┌────────

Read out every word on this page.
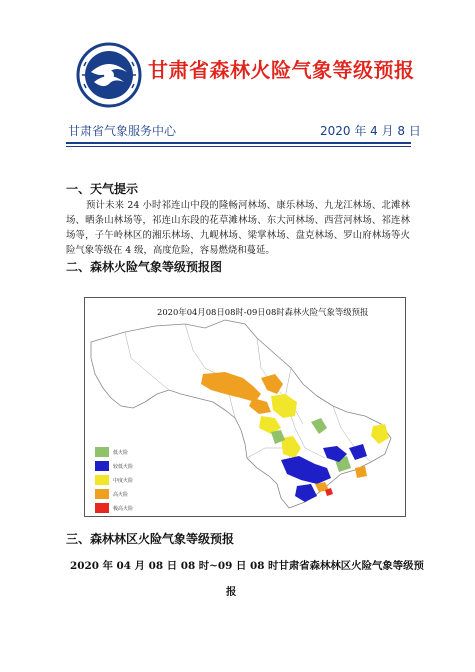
甘肃省森林火险气象等级预报
甘肃省气象服务中心	2020 年 4 月 8 日
一、天气提示
预计未来 24 小时祁连山中段的隆畅河林场、康乐林场、九龙江林场、北滩林场、晒条山林场等，祁连山东段的花草滩林场、东大河林场、西营河林场、祁连林场等，子午岭林区的湘乐林场、九岘林场、梁掌林场、盘克林场、罗山府林场等火险气象等级在 4 级，高度危险，容易燃烧和蔓延。
二、森林火险气象等级预报图
2020年04月08日08时-09日08时森林火险气象等级预报
低火险
较低火险
中度火险
高火险
极高火险
三、森林林区火险气象等级预报
2020 年 04 月 08 日 08 时~09 日 08 时甘肃省森林林区火险气象等级预
报
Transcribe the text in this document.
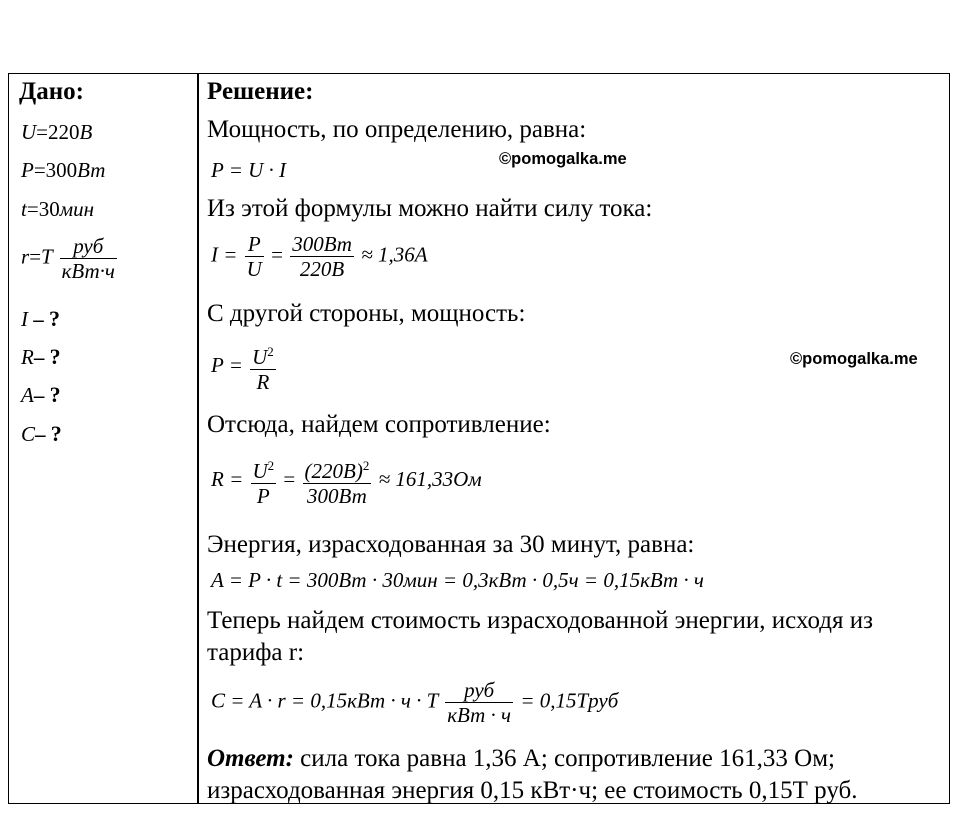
Дано:
U=220В
P=300Вт
t=30мин
$r=T \frac{\text{руб}}{\text{кВт·ч}}$
I – ?
R– ?
A– ?
C– ?
Решение:
Мощность, по определению, равна:
P = U · I
Из этой формулы можно найти силу тока:
$I = \frac{P}{U} = \frac{300Вт}{220В} \approx 1,36A$
С другой стороны, мощность:
$P = \frac{U^2}{R}$
Отсюда, найдем сопротивление:
$R = \frac{U^2}{P} = \frac{(220В)^2}{300Вт} \approx 161,33Ом$
Энергия, израсходованная за 30 минут, равна:
A = P · t = 300Вт · 30мин = 0,3кВт · 0,5ч = 0,15кВт · ч
Теперь найдем стоимость израсходованной энергии, исходя из
тарифа r:
C = A · r = 0,15кВт · ч · T $\frac{\text{руб}}{\text{кВт · ч}}$ = 0,15Tруб
Ответ: сила тока равна 1,36 А; сопротивление 161,33 Ом;
израсходованная энергия 0,15 кВт·ч; ее стоимость 0,15Т руб.
©pomogalka.me
©pomogalka.me
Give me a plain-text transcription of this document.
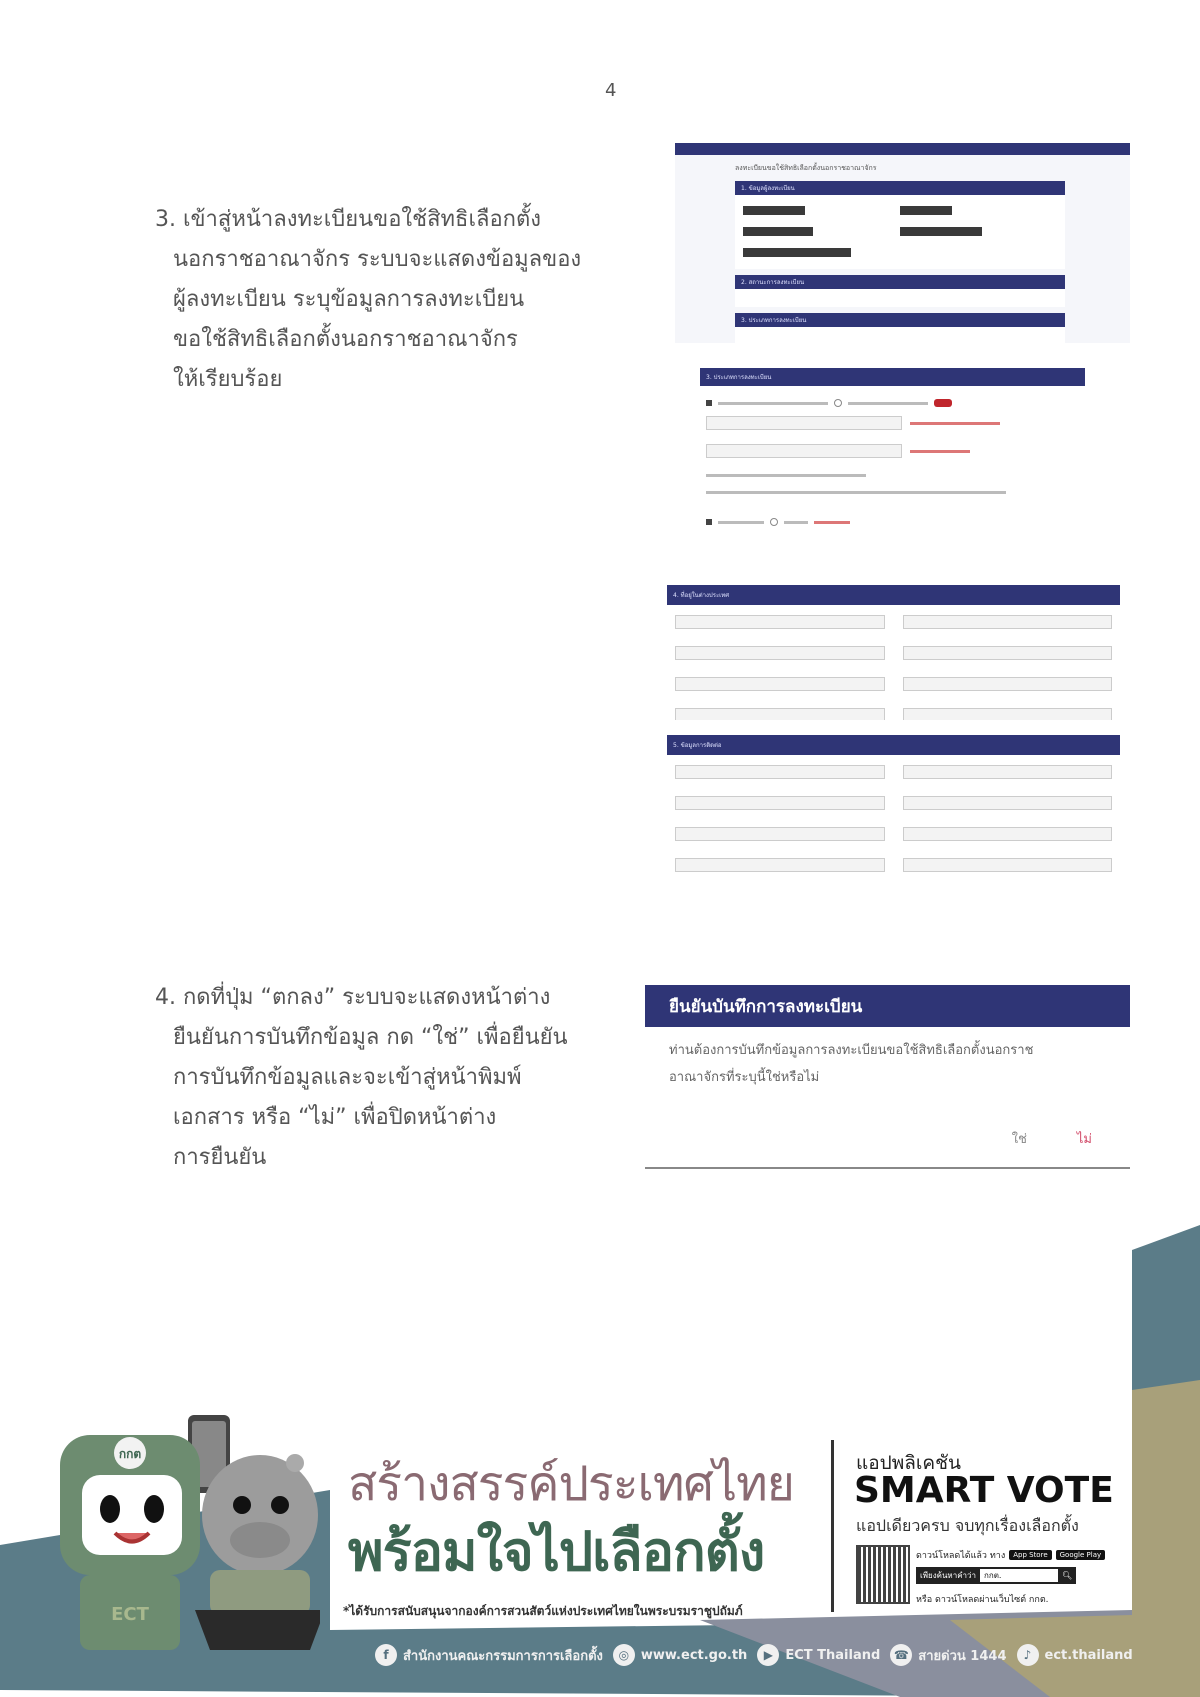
4
3. เข้าสู่หน้าลงทะเบียนขอใช้สิทธิเลือกตั้ง
นอกราชอาณาจักร ระบบจะแสดงข้อมูลของ
ผู้ลงทะเบียน ระบุข้อมูลการลงทะเบียน
ขอใช้สิทธิเลือกตั้งนอกราชอาณาจักร
ให้เรียบร้อย
ลงทะเบียนขอใช้สิทธิเลือกตั้งนอกราชอาณาจักร
1. ข้อมูลผู้ลงทะเบียน
2. สถานะการลงทะเบียน
3. ประเภทการลงทะเบียน
3. ประเภทการลงทะเบียน
4. ที่อยู่ในต่างประเทศ
5. ข้อมูลการติดต่อ
4. กดที่ปุ่ม “ตกลง” ระบบจะแสดงหน้าต่าง
ยืนยันการบันทึกข้อมูล กด “ใช่” เพื่อยืนยัน
การบันทึกข้อมูลและจะเข้าสู่หน้าพิมพ์
เอกสาร หรือ “ไม่” เพื่อปิดหน้าต่าง
การยืนยัน
ยืนยันบันทึกการลงทะเบียน
ท่านต้องการบันทึกข้อมูลการลงทะเบียนขอใช้สิทธิเลือกตั้งนอกราช
อาณาจักรที่ระบุนี้ใช่หรือไม่
ใช่	ไม่
กกต
ECT
สร้างสรรค์ประเทศไทย
พร้อมใจไปเลือกตั้ง
*ได้รับการสนับสนุนจากองค์การสวนสัตว์แห่งประเทศไทยในพระบรมราชูปถัมภ์
แอปพลิเคชัน
SMART VOTE
แอปเดียวครบ จบทุกเรื่องเลือกตั้ง
ดาวน์โหลดได้แล้ว ทาง	App Store	Google Play
เพียงค้นหาคำว่า	กกต.	🔍︎
หรือ ดาวน์โหลดผ่านเว็บไซต์ กกต.
f	สำนักงานคณะกรรมการการเลือกตั้ง	◎ www.ect.go.th	▶ ECT Thailand ☎ สายด่วน 1444	♪	ect.thailand
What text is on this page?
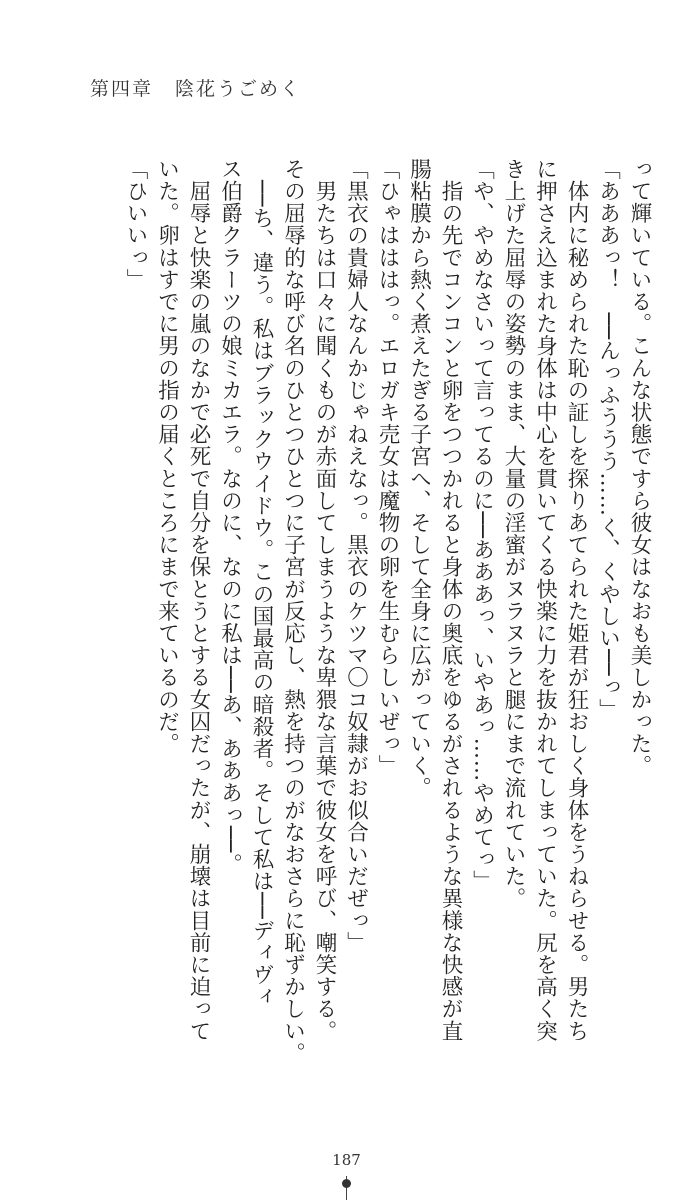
第四章 陰花うごめく
って輝いている。こんな状態ですら彼女はなおも美しかった。
「あああっ！　──んっふううう……く、くやしい──っ」
　体内に秘められた恥の証しを探りあてられた姫君が狂おしく身体をうねらせる。男たち
に押さえ込まれた身体は中心を貫いてくる快楽に力を抜かれてしまっていた。尻を高く突
き上げた屈辱の姿勢のまま、大量の淫蜜がヌラヌラと腿にまで流れていた。
「や、やめなさいって言ってるのに──あああっ、いやあっ……やめてっ」
　指の先でコンコンと卵をつつかれると身体の奥底をゆるがされるような異様な快感が直
腸粘膜から熱く煮えたぎる子宮へ、そして全身に広がっていく。
「ひゃはははっ。エロガキ売女は魔物の卵を生むらしいぜっ」
「黒衣の貴婦人なんかじゃねえなっ。黒衣のケツマ〇コ奴隷がお似合いだぜっ」
　男たちは口々に聞くものが赤面してしまうような卑猥な言葉で彼女を呼び、嘲笑する。
その屈辱的な呼び名のひとつひとつに子宮が反応し、熱を持つのがなおさらに恥ずかしい。
　──ち、違う。私はブラックウイドウ。この国最高の暗殺者。そして私は──ディヴィ
ス伯爵クラーツの娘ミカエラ。なのに、なのに私は──あ、あああっ──。
　屈辱と快楽の嵐のなかで必死で自分を保とうとする女囚だったが、崩壊は目前に迫って
いた。卵はすでに男の指の届くところにまで来ているのだ。
「ひいいっ」
187
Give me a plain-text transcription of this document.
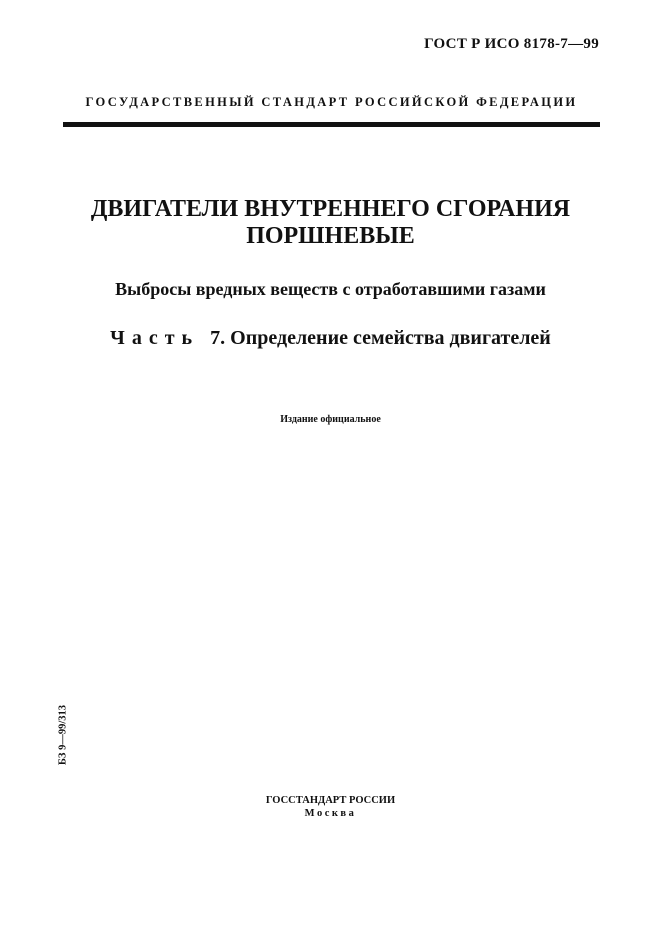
ГОСТ Р ИСО 8178-7—99
ГОСУДАРСТВЕННЫЙ СТАНДАРТ РОССИЙСКОЙ ФЕДЕРАЦИИ
ДВИГАТЕЛИ ВНУТРЕННЕГО СГОРАНИЯ
ПОРШНЕВЫЕ
Выбросы вредных веществ с отработавшими газами
Часть 7. Определение семейства двигателей
Издание официальное
БЗ 9—99/313
ГОССТАНДАРТ РОССИИ
Москва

└────────

:: Exercise details ::
Copy every record character for character. Skip the pictures.

:: Exercise answer ::
Read out every word on this page.
甘肃省森林火险气象等级预报
甘肃省气象服务中心	2020 年 4 月 8 日
一、天气提示
预计未来 24 小时祁连山中段的隆畅河林场、康乐林场、九龙江林场、北滩林场、晒条山林场等，祁连山东段的花草滩林场、东大河林场、西营河林场、祁连林场等，子午岭林区的湘乐林场、九岘林场、梁掌林场、盘克林场、罗山府林场等火险气象等级在 4 级，高度危险，容易燃烧和蔓延。
二、森林火险气象等级预报图
2020年04月08日08时-09日08时森林火险气象等级预报
低火险
较低火险
中度火险
高火险
极高火险
三、森林林区火险气象等级预报
2020 年 04 月 08 日 08 时~09 日 08 时甘肃省森林林区火险气象等级预
报
Transcribe the text in this document.
Дано:
U=220В
P=300Вт
t=30мин
$r=T \frac{\text{руб}}{\text{кВт·ч}}$
I – ?
R– ?
A– ?
C– ?
Решение:
Мощность, по определению, равна:
P = U · I
Из этой формулы можно найти силу тока:
$I = \frac{P}{U} = \frac{300Вт}{220В} \approx 1,36A$
С другой стороны, мощность:
$P = \frac{U^2}{R}$
Отсюда, найдем сопротивление:
$R = \frac{U^2}{P} = \frac{(220В)^2}{300Вт} \approx 161,33Ом$
Энергия, израсходованная за 30 минут, равна:
A = P · t = 300Вт · 30мин = 0,3кВт · 0,5ч = 0,15кВт · ч
Теперь найдем стоимость израсходованной энергии, исходя из
тарифа r:
C = A · r = 0,15кВт · ч · T $\frac{\text{руб}}{\text{кВт · ч}}$ = 0,15Tруб
Ответ: сила тока равна 1,36 А; сопротивление 161,33 Ом;
израсходованная энергия 0,15 кВт·ч; ее стоимость 0,15Т руб.
©pomogalka.me
©pomogalka.me
Give me a plain-text transcription of this document.
4
3. เข้าสู่หน้าลงทะเบียนขอใช้สิทธิเลือกตั้ง
นอกราชอาณาจักร ระบบจะแสดงข้อมูลของ
ผู้ลงทะเบียน ระบุข้อมูลการลงทะเบียน
ขอใช้สิทธิเลือกตั้งนอกราชอาณาจักร
ให้เรียบร้อย
ลงทะเบียนขอใช้สิทธิเลือกตั้งนอกราชอาณาจักร
1. ข้อมูลผู้ลงทะเบียน
2. สถานะการลงทะเบียน
3. ประเภทการลงทะเบียน
3. ประเภทการลงทะเบียน
4. ที่อยู่ในต่างประเทศ
5. ข้อมูลการติดต่อ
4. กดที่ปุ่ม “ตกลง” ระบบจะแสดงหน้าต่าง
ยืนยันการบันทึกข้อมูล กด “ใช่” เพื่อยืนยัน
การบันทึกข้อมูลและจะเข้าสู่หน้าพิมพ์
เอกสาร หรือ “ไม่” เพื่อปิดหน้าต่าง
การยืนยัน
ยืนยันบันทึกการลงทะเบียน
ท่านต้องการบันทึกข้อมูลการลงทะเบียนขอใช้สิทธิเลือกตั้งนอกราช
อาณาจักรที่ระบุนี้ใช่หรือไม่
ใช่	ไม่
กกต
ECT
สร้างสรรค์ประเทศไทย
พร้อมใจไปเลือกตั้ง
*ได้รับการสนับสนุนจากองค์การสวนสัตว์แห่งประเทศไทยในพระบรมราชูปถัมภ์
แอปพลิเคชัน
SMART VOTE
แอปเดียวครบ จบทุกเรื่องเลือกตั้ง
ดาวน์โหลดได้แล้ว ทาง	App Store	Google Play
เพียงค้นหาคำว่า	กกต.	🔍︎
หรือ ดาวน์โหลดผ่านเว็บไซต์ กกต.
f	สำนักงานคณะกรรมการการเลือกตั้ง	◎ www.ect.go.th	▶ ECT Thailand ☎ สายด่วน 1444	♪	ect.thailand
What text is on this page?
第四章 陰花うごめく
って輝いている。こんな状態ですら彼女はなおも美しかった。
「あああっ！　──んっふううう……く、くやしい──っ」
　体内に秘められた恥の証しを探りあてられた姫君が狂おしく身体をうねらせる。男たち
に押さえ込まれた身体は中心を貫いてくる快楽に力を抜かれてしまっていた。尻を高く突
き上げた屈辱の姿勢のまま、大量の淫蜜がヌラヌラと腿にまで流れていた。
「や、やめなさいって言ってるのに──あああっ、いやあっ……やめてっ」
　指の先でコンコンと卵をつつかれると身体の奥底をゆるがされるような異様な快感が直
腸粘膜から熱く煮えたぎる子宮へ、そして全身に広がっていく。
「ひゃはははっ。エロガキ売女は魔物の卵を生むらしいぜっ」
「黒衣の貴婦人なんかじゃねえなっ。黒衣のケツマ〇コ奴隷がお似合いだぜっ」
　男たちは口々に聞くものが赤面してしまうような卑猥な言葉で彼女を呼び、嘲笑する。
その屈辱的な呼び名のひとつひとつに子宮が反応し、熱を持つのがなおさらに恥ずかしい。
　──ち、違う。私はブラックウイドウ。この国最高の暗殺者。そして私は──ディヴィ
ス伯爵クラーツの娘ミカエラ。なのに、なのに私は──あ、あああっ──。
　屈辱と快楽の嵐のなかで必死で自分を保とうとする女囚だったが、崩壊は目前に迫って
いた。卵はすでに男の指の届くところにまで来ているのだ。
「ひいいっ」
187
Give me a plain-text transcription of this document.
ГОСТ Р ИСО 8178-7—99
ГОСУДАРСТВЕННЫЙ СТАНДАРТ РОССИЙСКОЙ ФЕДЕРАЦИИ
ДВИГАТЕЛИ ВНУТРЕННЕГО СГОРАНИЯ
ПОРШНЕВЫЕ
Выбросы вредных веществ с отработавшими газами
Часть 7. Определение семейства двигателей
Издание официальное
БЗ 9—99/313
ГОССТАНДАРТ РОССИИ
Москва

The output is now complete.